:: PAGE ::
Big Agnes Pomer Hoit SL Sleeping Bag
By Raymond Estrella
March 05, 2009
Orange County, California, USA
6' 3" (1.91 m)
200 lb (90.70 kg)
I have been backpacking for over 30 years, all over California, and in many of the western states and Minnesota. I hike year-round, and average 500+ miles (800+ km) per year. I have made a move to lightweight gear, and smaller volume packs. I start early and hike hard so as to enjoy the afternoons exploring. I usually take a freestanding tent and enjoy hot meals at night. If not hiking solo I am usually with my wife Jenn or brother-in-law Dave.
Manufacturer: Big Agnes Inc
Web site: www.bigagnes.com
Product: Pomer Hoit 0 F (-18 C) down sleeping bag.
Year manufactured: 2008
MSRP: US $449.95
Weight listed: 2 lb 11 oz (1.22 kg)
Actual weight 2 lb 12 oz (1.25 kg)
Girth listed (shoulder, waist, foot): 72.5, 69, and 44 in (184, 175, and 112 cm)
Insulation type: 800 fill goose down
Fill weight: 23 oz (652 g)
Stuff sack size listed: 8 x 17.5 in (20 x 44 cm)
My stuffed size: 8 x 16 in (20 x 41 cm)
The Big Agnes Pomer Hoit SL sleeping bag (hereafter called the Pomer Hoit, or bag) is a light weight mummy shaped bag. As can be seen above, it is emerald green and black in color. The liner is black too. The bag's shell and pad sleeve are made of Toray fabric. Big Agnes says it is "ultralight, high thread-count, rip-stop nylon with Kudos FP super durable water repellency technology." It is very soft to the touch, and very quiet when moving around in it. The lining of the bag is made of nylon taffeta. It is very satin-y feeling.
At the top center of the bag is the Big Agnes (BA) logo. On the zipper side of the bag near the foot is an embroidered BA logo and the name "Pomer Hoit SL 0°".
:::
:: RECORD SET ::
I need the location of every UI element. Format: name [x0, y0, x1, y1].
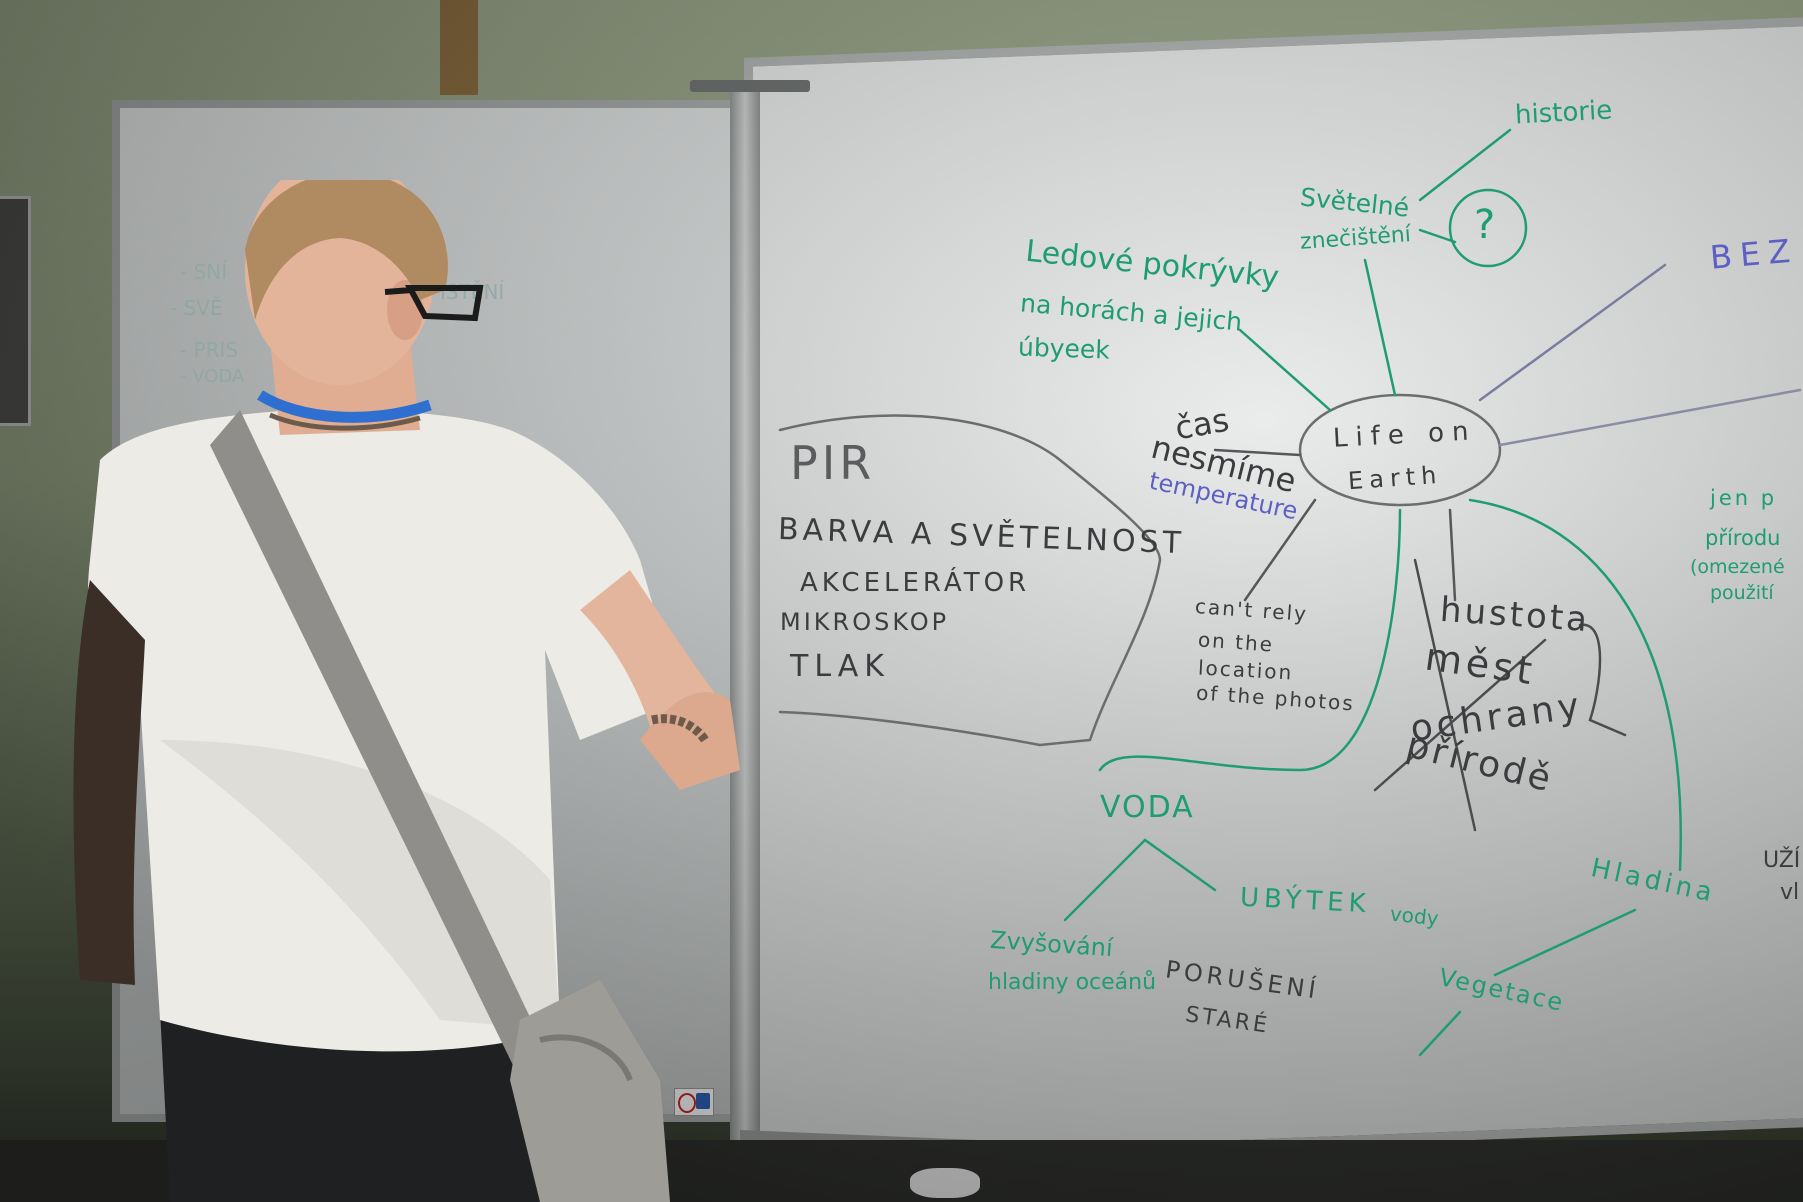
line-to-hustota — [1448, 508, 1457, 602]
note-akcelerator: AKCELERÁTOR — [800, 568, 1031, 598]
line-voda-left — [1063, 838, 1147, 922]
note-jen-3: (omezené — [1690, 556, 1785, 578]
note-zvysovani-2: hladiny oceánů — [988, 970, 1157, 995]
shoulder-bag — [510, 980, 670, 1202]
note-ubytek: UBÝTEK — [1239, 882, 1372, 920]
line-to-right — [1498, 388, 1802, 447]
note-hustota: hustota — [1438, 589, 1592, 641]
line-voda-right — [1143, 838, 1217, 892]
note-right-edge-2: vl — [1780, 880, 1800, 905]
note-historie: historie — [1514, 95, 1613, 131]
note-cantrely-3: location — [1197, 655, 1294, 685]
line-hladina-vegetace — [1493, 908, 1637, 977]
line-to-svetelne — [1363, 258, 1397, 397]
note-jen-2: přírodu — [1705, 526, 1781, 550]
note-pir: PIR — [790, 436, 876, 490]
note-vody: vody — [1388, 901, 1440, 931]
squiggle — [1578, 623, 1627, 737]
center-node-line1: Life on — [1332, 416, 1478, 454]
photo-scene: Life on Earth historie Světelné znečiště… — [0, 0, 1803, 1202]
note-voda: VODA — [1100, 790, 1195, 825]
note-bez: BEZ — [1708, 231, 1800, 277]
note-jen-4: použití — [1710, 582, 1774, 604]
note-right-edge-1: UŽÍ — [1763, 848, 1801, 873]
line-vegetace-down — [1418, 1010, 1462, 1057]
line-to-ledove — [1238, 328, 1332, 412]
line-to-historie — [1418, 128, 1512, 202]
note-mikroskop: MIKROSKOP — [780, 608, 950, 636]
line-to-bez — [1478, 263, 1667, 402]
note-question: ? — [1474, 202, 1496, 248]
note-ledove-3: úbyeek — [1017, 332, 1111, 365]
student-figure — [73, 180, 740, 1202]
center-node-line2: Earth — [1347, 460, 1444, 496]
note-cantrely-2: on the — [1197, 627, 1275, 657]
note-jen-1: jen p — [1710, 486, 1778, 510]
left-arm — [73, 580, 145, 985]
note-tlak: TLAK — [790, 649, 890, 684]
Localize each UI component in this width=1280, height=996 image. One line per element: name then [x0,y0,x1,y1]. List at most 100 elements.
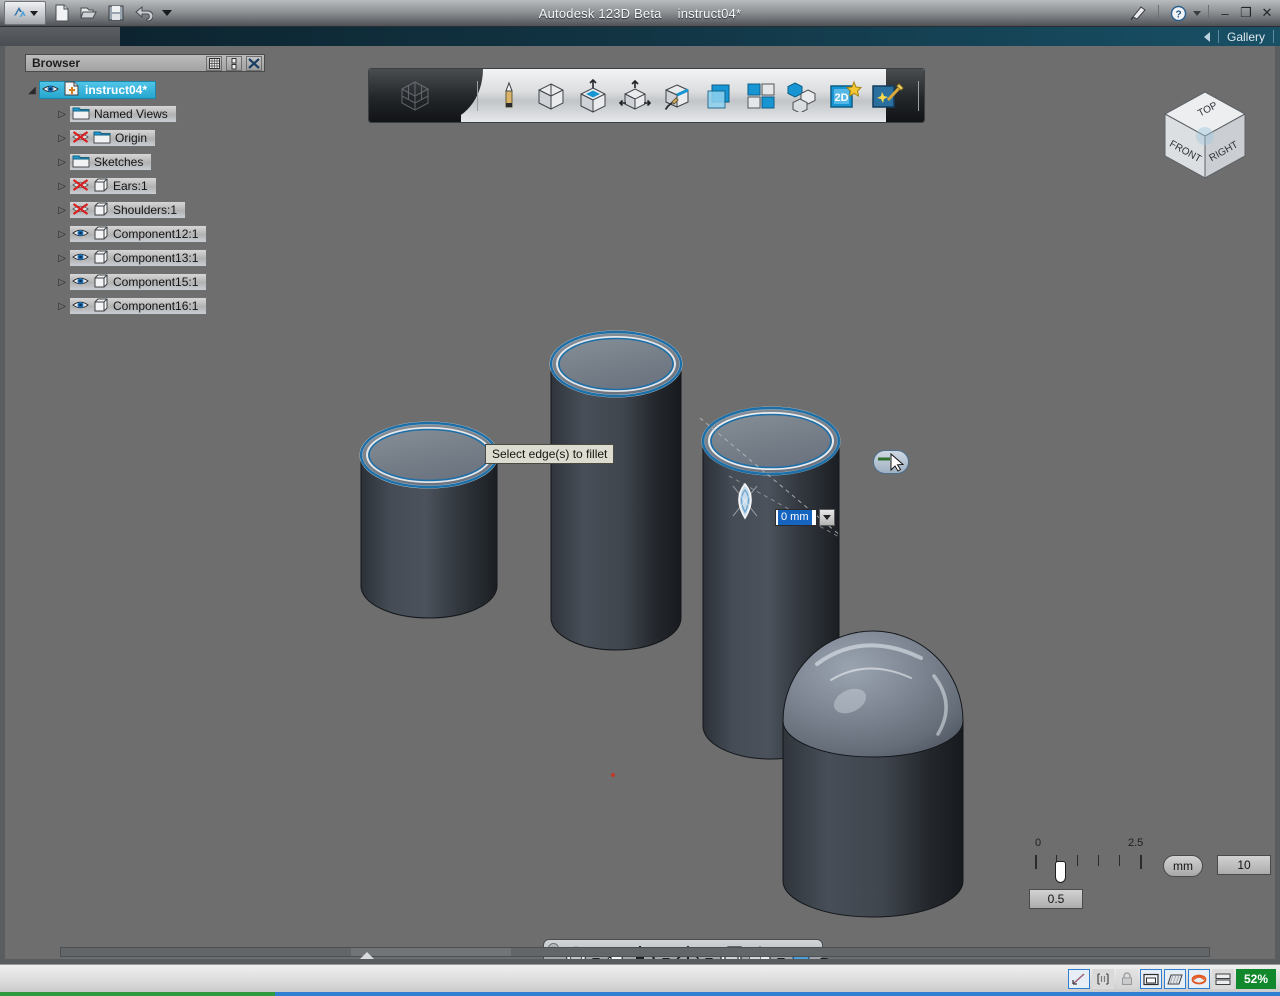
:::
WHAT IS BEING ASKED
Carry the Pomer Hoit SL sleeping bag review forward from its final sentence.

ANSWER TO THE TASK
The bottom of the bag has a double layer of shell material creating a "sleeping pad pocket". The bag has no insulation on the bottom, instead relying on the pad to provide it. A 20 x 78 in (50 x 195 cm) mummy-shaped sleeping pad is inserted into the sleeve. As the pad is in the sleeve there is no chance of the bag slipping off the pad.
On the right side (away from the zipper) the bag continues down past the edge of the pad pocket to prevent cold spots. To do the same under the zipper a down filled "No-draft" wedge insulates the connection between the sleeve and the zipper. It is backed by a wide piece of nylon to keep the zipper from getting stuck.
A 3 in (7.5 cm) wide down-filled draft stop (or No-draft zipper tube, as BA calls it) protects the zipper from allowing cold air in. Another chill fighting device is a U shaped "No-draft" collar that goes around the neck. A tightly sculpted hood tops it all off. A drawstring that runs around the opening of the bag goes through a cord-lock on the side away from the zipper. Adjusting it will decrease the opening size of the hood and neck, sealing in warmth.
There is a triangular shaped pillow-pocket made of the Toray fabric attached inside the bag just below the hood. This can be filled with a coat or spare clothes to have a pillow that stays put during the night.
The bag is constructed using offset baffles approximately 4 in (10 cm) wide running crosswise on the lower two thirds of the bag and vertically on the top section.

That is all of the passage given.